> **Requirements**
Copy out every line in the entries below that includes "persen".

> **Recorded information**
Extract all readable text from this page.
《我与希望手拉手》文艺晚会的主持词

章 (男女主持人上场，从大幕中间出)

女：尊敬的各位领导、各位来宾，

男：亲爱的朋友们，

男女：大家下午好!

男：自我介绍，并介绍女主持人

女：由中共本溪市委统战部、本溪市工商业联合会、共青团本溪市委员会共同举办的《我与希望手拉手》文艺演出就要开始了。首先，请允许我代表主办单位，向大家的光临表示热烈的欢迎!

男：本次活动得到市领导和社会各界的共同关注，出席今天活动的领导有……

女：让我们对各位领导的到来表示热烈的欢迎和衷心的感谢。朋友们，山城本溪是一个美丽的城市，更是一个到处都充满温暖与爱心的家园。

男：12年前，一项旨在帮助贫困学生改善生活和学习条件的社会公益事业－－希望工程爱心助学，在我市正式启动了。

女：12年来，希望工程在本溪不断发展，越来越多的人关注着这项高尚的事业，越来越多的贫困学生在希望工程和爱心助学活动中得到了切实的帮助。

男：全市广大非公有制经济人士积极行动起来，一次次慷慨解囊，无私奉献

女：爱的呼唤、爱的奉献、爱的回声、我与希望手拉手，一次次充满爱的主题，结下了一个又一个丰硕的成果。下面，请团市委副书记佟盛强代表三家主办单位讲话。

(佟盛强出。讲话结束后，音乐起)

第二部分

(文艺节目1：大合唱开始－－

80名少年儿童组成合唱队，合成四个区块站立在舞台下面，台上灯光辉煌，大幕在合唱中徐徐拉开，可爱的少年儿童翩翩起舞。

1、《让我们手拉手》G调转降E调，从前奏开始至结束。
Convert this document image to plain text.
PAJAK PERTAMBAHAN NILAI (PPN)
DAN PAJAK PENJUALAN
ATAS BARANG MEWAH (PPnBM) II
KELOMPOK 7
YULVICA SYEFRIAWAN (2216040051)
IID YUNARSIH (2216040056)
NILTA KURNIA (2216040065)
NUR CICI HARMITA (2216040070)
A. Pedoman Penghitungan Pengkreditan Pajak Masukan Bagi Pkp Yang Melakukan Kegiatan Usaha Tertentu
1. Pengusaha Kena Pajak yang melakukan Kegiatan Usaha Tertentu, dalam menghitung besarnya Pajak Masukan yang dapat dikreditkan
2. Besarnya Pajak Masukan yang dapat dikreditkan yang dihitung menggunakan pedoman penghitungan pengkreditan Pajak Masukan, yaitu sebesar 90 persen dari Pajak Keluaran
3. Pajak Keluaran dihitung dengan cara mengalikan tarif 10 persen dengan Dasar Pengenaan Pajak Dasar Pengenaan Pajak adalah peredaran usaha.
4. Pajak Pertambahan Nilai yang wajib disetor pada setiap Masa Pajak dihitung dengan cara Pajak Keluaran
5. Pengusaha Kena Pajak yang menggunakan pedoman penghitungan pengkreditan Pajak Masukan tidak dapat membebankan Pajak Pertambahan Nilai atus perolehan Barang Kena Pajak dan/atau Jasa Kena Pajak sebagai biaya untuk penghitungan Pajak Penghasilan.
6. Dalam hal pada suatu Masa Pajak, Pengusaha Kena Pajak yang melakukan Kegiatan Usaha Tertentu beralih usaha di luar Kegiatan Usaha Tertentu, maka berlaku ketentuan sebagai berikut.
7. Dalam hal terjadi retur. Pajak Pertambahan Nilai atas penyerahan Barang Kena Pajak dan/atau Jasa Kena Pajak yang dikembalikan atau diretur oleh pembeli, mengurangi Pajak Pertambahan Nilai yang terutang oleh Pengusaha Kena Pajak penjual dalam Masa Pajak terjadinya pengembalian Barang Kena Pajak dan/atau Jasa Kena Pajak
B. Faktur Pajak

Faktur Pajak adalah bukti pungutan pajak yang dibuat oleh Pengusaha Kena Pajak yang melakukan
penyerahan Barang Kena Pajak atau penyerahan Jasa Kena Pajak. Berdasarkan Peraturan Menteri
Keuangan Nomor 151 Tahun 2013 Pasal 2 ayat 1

> **The answer**
2. Besarnya Pajak Masukan yang dapat dikreditkan yang dihitung menggunakan pedoman penghitungan pengkreditan Pajak Masukan, yaitu sebesar 90 persen dari Pajak Keluaran
3. Pajak Keluaran dihitung dengan cara mengalikan tarif 10 persen dengan Dasar Pengenaan Pajak Dasar Pengenaan Pajak adalah peredaran usaha.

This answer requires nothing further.